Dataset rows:
☆ ☆ ☆ ☆

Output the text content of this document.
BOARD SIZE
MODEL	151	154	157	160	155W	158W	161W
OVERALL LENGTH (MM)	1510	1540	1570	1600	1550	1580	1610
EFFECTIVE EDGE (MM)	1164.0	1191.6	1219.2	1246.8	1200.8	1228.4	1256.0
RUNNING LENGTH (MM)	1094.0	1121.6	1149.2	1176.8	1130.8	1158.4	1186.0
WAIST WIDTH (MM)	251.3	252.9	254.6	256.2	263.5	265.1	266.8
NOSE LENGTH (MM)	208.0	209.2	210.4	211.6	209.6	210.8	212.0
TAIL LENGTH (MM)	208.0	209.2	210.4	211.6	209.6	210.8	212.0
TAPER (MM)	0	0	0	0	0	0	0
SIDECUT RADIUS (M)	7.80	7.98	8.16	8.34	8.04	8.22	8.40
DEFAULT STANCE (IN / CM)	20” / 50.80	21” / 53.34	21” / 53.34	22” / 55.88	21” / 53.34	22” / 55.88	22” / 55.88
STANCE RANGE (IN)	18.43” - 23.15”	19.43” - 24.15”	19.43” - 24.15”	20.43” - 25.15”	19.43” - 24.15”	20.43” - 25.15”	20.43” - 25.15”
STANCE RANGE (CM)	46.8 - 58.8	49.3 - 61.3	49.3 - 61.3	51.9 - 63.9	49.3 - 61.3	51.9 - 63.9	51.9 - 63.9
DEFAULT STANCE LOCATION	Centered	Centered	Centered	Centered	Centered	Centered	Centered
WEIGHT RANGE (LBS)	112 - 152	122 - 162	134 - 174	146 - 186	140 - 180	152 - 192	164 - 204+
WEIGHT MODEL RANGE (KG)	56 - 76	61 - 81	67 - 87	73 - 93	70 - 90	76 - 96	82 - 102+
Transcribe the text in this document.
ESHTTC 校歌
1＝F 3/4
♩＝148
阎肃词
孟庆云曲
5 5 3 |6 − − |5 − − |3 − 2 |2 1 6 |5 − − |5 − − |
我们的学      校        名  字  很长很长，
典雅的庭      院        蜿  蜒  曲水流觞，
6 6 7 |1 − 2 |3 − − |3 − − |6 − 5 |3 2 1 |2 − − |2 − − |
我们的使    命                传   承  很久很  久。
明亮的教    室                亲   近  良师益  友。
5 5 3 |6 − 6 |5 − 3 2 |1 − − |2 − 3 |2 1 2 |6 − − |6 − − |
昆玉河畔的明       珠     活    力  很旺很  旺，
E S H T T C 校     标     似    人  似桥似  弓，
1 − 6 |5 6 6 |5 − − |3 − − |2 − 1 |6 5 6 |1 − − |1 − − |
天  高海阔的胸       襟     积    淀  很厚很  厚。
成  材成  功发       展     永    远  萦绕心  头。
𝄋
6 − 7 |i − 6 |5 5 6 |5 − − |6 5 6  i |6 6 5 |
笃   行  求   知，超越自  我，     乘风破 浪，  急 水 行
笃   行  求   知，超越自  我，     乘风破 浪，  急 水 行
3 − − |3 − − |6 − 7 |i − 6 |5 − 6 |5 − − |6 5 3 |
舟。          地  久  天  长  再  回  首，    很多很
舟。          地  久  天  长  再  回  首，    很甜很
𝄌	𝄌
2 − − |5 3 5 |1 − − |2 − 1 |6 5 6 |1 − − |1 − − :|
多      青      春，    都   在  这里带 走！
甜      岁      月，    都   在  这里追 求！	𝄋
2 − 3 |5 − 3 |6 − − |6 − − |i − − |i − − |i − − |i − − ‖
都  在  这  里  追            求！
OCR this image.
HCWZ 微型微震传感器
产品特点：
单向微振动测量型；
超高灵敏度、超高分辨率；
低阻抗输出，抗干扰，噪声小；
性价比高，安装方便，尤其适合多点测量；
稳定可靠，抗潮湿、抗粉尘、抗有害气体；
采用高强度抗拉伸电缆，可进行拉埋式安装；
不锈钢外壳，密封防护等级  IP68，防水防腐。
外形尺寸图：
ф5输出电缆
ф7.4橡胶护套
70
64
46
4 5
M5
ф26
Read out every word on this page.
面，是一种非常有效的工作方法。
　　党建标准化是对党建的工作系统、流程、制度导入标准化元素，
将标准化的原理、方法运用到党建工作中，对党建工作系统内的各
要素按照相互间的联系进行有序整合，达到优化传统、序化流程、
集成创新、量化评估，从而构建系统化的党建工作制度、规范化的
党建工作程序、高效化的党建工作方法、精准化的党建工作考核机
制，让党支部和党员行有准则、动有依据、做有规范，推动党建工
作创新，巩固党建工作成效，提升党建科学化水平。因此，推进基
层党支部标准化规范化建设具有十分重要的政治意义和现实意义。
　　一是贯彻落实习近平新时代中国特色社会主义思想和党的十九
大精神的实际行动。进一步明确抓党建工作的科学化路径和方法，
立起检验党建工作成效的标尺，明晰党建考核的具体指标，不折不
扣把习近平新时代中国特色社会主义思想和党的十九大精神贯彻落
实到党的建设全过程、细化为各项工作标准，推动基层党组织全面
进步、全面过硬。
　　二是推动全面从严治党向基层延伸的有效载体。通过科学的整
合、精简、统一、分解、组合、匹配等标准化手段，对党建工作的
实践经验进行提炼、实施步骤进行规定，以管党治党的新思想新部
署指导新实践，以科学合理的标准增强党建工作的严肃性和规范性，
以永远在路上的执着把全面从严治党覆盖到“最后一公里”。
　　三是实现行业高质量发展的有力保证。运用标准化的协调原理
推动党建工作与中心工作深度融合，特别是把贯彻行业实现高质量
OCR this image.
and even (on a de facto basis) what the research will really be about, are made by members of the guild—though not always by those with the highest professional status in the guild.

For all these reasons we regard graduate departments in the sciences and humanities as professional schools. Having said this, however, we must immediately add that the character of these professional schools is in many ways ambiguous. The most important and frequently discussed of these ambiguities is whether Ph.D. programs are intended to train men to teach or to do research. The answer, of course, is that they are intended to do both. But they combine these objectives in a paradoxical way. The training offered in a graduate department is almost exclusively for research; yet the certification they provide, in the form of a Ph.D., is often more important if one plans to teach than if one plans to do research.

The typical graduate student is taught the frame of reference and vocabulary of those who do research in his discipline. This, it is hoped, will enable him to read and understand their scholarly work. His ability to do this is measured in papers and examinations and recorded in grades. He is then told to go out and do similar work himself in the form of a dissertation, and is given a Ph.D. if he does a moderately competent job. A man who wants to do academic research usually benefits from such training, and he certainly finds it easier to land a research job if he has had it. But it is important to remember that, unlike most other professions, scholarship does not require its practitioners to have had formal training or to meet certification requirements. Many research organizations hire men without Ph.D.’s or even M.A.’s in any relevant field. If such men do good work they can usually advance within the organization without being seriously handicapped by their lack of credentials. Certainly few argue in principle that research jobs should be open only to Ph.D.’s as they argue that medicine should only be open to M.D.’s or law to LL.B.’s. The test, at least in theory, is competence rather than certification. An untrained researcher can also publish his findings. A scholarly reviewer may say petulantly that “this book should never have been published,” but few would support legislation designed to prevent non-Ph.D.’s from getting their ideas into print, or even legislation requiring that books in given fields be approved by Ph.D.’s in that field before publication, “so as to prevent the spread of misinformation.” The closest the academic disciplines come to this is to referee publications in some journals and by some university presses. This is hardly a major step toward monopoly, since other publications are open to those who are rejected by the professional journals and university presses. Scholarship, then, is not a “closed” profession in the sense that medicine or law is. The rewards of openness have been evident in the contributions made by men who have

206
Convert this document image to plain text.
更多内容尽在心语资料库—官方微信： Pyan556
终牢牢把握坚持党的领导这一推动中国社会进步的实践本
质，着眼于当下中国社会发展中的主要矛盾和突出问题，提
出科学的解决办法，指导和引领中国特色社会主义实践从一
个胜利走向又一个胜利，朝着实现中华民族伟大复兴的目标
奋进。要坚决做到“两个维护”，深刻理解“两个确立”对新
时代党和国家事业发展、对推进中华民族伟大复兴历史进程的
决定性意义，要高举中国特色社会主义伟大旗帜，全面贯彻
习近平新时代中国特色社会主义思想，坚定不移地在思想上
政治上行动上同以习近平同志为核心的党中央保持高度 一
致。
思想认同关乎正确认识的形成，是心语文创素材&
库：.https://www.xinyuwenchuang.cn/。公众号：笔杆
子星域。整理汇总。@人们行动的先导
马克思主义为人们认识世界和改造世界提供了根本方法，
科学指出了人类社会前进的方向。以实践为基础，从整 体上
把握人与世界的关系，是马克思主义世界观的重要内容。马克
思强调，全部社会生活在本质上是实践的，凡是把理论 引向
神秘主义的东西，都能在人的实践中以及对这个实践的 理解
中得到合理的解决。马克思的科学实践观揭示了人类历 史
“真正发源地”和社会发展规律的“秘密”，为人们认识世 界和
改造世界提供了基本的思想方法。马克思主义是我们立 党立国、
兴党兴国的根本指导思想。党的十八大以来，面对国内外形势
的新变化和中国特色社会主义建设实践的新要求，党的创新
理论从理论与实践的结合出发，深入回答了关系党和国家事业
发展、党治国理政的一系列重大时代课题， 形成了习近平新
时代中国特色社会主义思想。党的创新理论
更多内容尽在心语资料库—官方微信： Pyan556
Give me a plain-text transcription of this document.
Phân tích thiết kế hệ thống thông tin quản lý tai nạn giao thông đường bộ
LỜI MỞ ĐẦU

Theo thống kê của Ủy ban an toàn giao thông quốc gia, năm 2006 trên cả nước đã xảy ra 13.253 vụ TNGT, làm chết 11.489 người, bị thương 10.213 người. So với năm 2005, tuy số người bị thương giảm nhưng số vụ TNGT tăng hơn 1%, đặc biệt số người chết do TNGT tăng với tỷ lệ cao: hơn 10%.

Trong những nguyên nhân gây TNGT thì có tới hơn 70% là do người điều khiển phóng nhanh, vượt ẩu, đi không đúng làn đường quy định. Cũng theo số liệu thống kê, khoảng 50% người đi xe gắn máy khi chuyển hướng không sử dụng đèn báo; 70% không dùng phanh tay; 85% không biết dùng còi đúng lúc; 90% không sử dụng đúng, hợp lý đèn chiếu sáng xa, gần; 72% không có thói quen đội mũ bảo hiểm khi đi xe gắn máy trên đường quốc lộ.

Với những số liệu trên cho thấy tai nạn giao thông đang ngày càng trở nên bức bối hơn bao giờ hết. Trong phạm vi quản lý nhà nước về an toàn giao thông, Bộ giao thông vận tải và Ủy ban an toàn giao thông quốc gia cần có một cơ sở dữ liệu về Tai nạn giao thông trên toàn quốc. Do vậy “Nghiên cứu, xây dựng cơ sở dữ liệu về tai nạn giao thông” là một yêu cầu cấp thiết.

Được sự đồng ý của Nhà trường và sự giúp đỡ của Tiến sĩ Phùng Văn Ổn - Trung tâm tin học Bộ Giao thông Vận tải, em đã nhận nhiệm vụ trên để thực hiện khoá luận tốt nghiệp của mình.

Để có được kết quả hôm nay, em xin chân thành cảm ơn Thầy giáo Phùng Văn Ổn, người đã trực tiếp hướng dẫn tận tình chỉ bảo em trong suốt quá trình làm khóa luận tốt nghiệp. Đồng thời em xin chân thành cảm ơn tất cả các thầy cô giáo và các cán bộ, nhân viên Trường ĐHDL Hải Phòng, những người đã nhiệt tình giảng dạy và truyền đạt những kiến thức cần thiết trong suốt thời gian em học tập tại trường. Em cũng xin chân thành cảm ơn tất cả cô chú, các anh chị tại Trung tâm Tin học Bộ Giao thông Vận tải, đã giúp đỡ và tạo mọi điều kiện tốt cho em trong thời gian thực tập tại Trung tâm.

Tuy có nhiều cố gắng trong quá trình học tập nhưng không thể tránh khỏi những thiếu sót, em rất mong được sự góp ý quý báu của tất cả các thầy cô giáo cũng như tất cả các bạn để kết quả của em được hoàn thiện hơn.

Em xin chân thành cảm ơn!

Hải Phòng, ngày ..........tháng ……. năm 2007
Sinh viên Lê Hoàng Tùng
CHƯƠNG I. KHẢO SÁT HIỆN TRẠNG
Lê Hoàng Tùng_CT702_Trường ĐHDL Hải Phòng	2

☆ ☆ ☆ ☆

TASK DESCRIPTION:
Identify the lines that contain the string "LENGTH", and copy every one of them.

EXERCISE OUTPUT:
OVERALL LENGTH (MM)	1510	1540	1570	1600	1550	1580	1610
RUNNING LENGTH (MM)	1094.0	1121.6	1149.2	1176.8	1130.8	1158.4	1186.0
NOSE LENGTH (MM)	208.0	209.2	210.4	211.6	209.6	210.8	212.0
TAIL LENGTH (MM)	208.0	209.2	210.4	211.6	209.6	210.8	212.0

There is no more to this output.